— Begin —

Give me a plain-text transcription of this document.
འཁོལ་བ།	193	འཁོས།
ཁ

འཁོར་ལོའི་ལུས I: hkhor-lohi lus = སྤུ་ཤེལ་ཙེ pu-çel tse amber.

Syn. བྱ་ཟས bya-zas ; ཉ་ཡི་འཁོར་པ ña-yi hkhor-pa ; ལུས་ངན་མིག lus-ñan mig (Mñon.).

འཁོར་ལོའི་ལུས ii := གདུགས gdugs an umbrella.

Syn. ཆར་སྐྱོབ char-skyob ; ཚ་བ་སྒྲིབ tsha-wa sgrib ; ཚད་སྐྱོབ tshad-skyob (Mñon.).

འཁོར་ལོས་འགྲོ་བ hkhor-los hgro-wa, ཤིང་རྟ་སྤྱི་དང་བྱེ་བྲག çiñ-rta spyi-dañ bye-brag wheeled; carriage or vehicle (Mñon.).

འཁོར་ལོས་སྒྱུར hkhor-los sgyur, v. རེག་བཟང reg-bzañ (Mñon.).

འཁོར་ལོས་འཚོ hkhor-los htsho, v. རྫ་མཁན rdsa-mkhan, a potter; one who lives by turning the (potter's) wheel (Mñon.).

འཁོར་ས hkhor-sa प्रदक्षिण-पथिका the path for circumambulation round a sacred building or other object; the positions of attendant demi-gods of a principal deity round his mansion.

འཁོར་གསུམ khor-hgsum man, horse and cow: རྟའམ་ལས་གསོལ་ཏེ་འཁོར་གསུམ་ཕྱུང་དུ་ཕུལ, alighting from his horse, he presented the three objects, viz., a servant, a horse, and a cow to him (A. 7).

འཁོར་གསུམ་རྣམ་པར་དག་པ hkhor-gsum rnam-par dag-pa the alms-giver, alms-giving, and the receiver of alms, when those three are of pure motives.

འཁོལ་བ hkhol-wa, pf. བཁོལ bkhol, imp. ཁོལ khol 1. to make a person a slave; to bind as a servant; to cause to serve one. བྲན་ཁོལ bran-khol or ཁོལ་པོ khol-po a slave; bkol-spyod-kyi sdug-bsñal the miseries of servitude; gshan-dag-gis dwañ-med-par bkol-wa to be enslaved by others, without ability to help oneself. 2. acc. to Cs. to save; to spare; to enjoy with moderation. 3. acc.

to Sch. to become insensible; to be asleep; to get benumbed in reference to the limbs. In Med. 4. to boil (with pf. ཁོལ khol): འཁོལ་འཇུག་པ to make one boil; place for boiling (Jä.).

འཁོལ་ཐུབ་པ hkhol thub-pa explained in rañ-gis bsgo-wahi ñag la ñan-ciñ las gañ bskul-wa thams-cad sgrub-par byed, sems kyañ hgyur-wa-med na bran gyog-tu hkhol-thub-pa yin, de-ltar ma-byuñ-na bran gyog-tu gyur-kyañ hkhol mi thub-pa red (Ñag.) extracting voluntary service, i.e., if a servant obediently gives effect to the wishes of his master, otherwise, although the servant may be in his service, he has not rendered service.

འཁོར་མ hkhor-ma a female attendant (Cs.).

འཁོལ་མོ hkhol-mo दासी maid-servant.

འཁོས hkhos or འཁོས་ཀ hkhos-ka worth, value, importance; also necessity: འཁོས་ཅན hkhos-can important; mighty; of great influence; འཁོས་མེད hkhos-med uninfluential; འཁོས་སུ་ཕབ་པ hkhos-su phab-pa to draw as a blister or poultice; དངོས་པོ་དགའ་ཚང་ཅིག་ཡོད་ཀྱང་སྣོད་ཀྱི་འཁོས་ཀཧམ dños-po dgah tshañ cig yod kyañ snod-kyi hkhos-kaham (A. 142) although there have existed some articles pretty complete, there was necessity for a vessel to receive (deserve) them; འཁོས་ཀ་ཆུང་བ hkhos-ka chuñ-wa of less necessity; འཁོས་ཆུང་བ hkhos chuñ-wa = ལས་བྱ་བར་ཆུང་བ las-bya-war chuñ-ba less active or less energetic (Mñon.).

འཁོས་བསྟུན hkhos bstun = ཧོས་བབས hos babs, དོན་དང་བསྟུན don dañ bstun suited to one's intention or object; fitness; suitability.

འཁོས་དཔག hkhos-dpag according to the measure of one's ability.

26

— End —

§ What you will do:
What is the number of lines holding the word "attendant"? State it alone.

§ Task output:
2